» **TASK PROMPT**
Where a line of the listing below includes the word "Интеграции", reproduce that line.

Data listing
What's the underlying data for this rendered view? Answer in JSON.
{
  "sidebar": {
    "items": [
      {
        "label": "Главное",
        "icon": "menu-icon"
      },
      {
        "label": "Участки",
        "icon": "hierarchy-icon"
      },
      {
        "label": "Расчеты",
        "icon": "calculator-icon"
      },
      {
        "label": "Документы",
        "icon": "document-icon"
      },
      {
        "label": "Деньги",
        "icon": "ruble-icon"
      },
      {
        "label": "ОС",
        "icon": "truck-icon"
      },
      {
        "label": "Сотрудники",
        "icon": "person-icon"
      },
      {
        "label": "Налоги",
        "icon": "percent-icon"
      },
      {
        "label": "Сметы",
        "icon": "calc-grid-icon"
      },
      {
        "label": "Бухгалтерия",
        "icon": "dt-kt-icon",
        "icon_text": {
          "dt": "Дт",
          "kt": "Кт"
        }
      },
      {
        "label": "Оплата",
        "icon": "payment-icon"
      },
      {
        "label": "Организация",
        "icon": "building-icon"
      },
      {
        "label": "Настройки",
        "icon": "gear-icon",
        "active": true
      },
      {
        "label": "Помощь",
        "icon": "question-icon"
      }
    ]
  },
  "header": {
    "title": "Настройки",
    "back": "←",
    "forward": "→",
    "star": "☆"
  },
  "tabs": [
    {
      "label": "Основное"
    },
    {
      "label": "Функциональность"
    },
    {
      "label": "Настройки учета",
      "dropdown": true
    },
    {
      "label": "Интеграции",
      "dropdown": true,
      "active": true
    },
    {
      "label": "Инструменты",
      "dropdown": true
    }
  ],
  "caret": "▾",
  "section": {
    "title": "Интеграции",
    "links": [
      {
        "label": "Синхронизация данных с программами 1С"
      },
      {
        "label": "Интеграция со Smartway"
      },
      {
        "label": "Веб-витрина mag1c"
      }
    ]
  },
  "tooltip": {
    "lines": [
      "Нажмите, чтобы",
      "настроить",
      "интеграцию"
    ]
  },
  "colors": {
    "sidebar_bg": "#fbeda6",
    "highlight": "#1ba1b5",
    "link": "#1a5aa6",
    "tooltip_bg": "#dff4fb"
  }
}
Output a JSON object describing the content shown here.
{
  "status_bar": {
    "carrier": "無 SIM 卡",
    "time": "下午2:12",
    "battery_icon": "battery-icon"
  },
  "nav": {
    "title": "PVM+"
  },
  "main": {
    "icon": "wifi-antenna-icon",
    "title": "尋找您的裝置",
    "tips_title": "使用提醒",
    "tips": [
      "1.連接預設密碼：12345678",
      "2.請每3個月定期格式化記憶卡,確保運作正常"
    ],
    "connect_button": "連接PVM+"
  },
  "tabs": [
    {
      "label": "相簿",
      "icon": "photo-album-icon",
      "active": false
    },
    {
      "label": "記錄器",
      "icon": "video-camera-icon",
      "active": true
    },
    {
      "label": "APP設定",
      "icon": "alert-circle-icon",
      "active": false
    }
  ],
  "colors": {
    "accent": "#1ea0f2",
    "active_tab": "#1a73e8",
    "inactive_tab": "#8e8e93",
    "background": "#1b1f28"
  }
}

» **REPLY TO THE EXERCISE**
      "label": "Интеграции",
    "title": "Интеграции",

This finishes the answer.